■ Task directions: From the entries below, copy every line holding the word "JSON".

■ Data for this exercise:

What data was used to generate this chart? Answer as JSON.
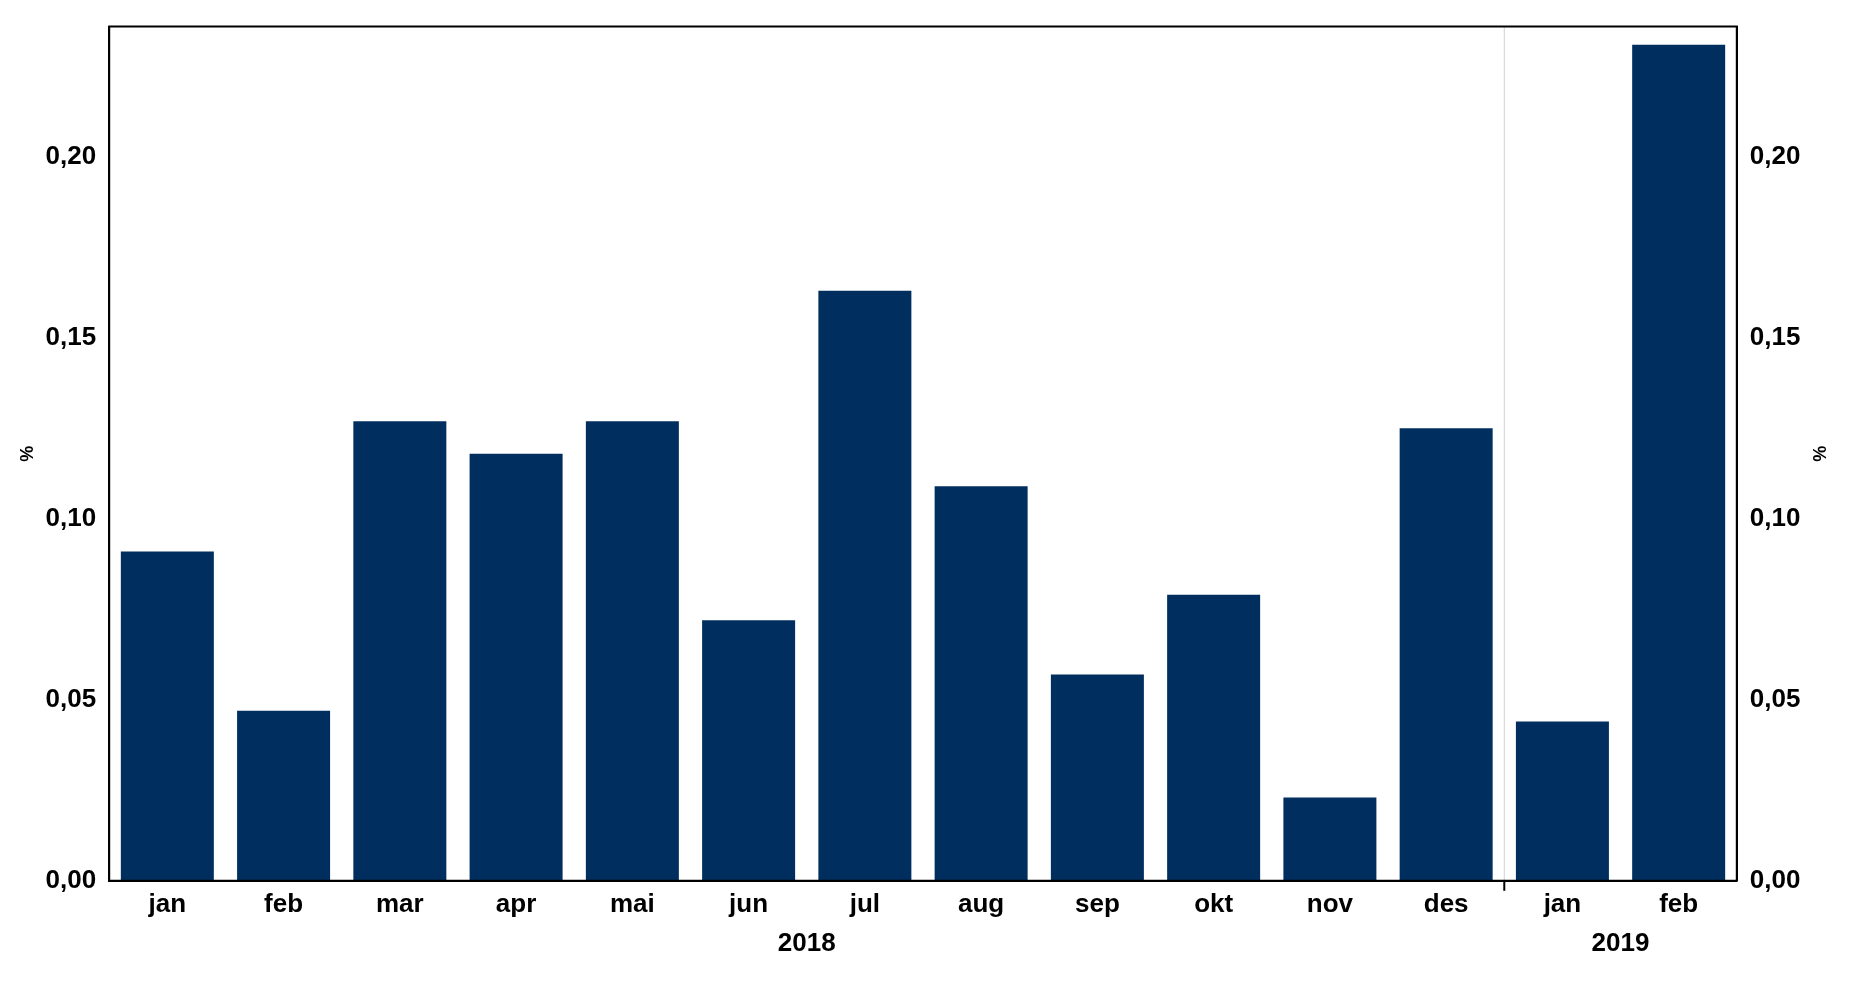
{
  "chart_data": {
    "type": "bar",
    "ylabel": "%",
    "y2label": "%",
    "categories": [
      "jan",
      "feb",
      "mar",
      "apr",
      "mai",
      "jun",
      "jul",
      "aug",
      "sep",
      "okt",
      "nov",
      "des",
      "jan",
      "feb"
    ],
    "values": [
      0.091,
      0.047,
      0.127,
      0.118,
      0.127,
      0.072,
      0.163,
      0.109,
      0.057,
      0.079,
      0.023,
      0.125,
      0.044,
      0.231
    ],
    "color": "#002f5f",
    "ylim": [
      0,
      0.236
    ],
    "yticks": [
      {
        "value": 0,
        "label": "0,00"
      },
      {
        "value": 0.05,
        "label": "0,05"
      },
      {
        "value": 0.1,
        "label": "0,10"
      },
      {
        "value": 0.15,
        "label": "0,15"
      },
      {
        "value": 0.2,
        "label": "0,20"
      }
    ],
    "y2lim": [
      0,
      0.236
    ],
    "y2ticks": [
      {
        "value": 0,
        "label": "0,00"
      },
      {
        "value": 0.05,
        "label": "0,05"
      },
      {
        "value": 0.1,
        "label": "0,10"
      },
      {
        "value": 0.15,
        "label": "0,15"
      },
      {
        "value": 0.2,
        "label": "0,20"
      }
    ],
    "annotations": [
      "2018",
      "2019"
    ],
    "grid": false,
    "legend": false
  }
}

==

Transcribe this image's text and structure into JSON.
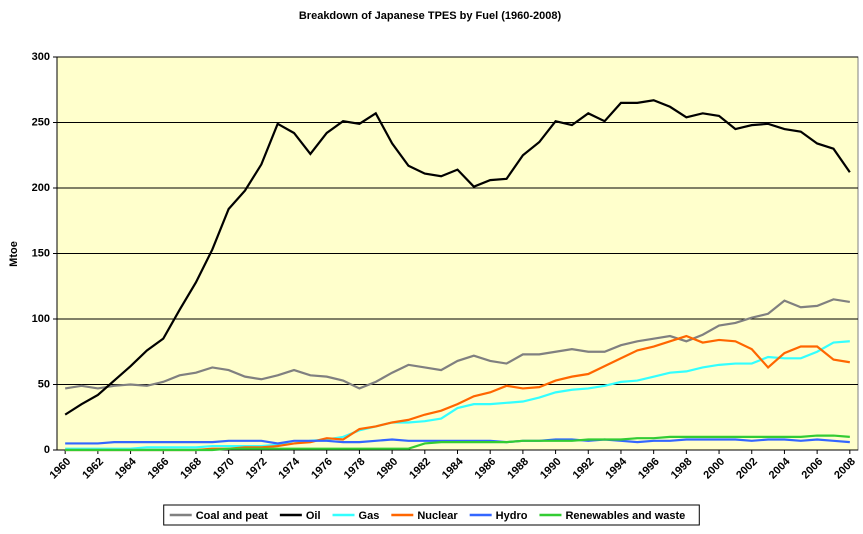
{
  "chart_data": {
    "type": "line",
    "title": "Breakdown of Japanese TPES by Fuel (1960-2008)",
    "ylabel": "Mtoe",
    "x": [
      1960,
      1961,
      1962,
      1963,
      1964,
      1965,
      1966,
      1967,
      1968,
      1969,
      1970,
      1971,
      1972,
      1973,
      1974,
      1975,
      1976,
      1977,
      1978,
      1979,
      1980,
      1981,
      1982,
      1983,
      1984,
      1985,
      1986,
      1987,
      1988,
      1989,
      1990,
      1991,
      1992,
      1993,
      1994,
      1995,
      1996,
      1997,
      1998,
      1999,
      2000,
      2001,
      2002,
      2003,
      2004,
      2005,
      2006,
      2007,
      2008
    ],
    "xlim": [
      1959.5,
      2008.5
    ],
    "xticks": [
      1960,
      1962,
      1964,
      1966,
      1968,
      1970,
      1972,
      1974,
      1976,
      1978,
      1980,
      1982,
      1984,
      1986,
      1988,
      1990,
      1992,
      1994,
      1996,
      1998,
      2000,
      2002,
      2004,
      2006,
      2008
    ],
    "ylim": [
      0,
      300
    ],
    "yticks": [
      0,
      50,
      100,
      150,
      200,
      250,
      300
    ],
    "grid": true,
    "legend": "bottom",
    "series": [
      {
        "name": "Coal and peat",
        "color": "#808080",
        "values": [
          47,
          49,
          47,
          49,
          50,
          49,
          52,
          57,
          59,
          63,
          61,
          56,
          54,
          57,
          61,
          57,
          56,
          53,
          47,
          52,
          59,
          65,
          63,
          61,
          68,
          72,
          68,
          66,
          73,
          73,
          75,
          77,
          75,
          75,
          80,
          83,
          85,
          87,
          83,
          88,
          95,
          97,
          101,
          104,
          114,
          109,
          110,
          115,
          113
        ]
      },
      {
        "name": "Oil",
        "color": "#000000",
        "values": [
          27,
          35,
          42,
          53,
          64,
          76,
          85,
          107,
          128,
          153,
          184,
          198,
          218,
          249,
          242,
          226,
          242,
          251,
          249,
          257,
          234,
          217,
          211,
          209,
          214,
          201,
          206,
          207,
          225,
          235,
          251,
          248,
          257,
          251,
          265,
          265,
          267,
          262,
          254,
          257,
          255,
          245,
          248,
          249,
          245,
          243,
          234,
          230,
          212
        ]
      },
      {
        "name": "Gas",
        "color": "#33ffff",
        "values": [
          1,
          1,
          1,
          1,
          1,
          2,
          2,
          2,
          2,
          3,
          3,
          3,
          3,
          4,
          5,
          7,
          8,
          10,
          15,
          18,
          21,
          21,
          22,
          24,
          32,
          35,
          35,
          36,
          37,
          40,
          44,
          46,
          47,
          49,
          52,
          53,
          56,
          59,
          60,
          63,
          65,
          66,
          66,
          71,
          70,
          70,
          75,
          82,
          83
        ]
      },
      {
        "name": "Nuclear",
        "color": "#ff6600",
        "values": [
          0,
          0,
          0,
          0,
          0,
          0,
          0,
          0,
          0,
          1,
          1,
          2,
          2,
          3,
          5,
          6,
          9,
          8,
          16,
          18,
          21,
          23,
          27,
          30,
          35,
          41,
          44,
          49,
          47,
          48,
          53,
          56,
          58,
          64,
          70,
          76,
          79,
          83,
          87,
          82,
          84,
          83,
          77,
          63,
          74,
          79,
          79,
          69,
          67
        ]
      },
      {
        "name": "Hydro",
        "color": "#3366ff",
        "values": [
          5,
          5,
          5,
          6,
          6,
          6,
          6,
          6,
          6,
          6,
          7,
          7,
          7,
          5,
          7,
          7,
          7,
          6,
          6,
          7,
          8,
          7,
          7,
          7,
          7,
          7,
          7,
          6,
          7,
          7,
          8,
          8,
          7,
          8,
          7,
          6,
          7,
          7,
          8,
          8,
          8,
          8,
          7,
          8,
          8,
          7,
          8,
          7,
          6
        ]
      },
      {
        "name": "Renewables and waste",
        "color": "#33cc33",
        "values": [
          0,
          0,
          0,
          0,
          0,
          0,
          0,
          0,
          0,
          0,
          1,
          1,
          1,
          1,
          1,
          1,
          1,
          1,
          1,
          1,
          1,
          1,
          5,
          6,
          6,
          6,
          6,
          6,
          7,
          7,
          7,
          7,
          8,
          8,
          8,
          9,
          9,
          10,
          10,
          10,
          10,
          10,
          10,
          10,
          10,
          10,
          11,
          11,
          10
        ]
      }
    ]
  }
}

■ Problem solution:
What data was used to generate this chart? Answer as JSON.
Transcribe this image's text and structure into JSON.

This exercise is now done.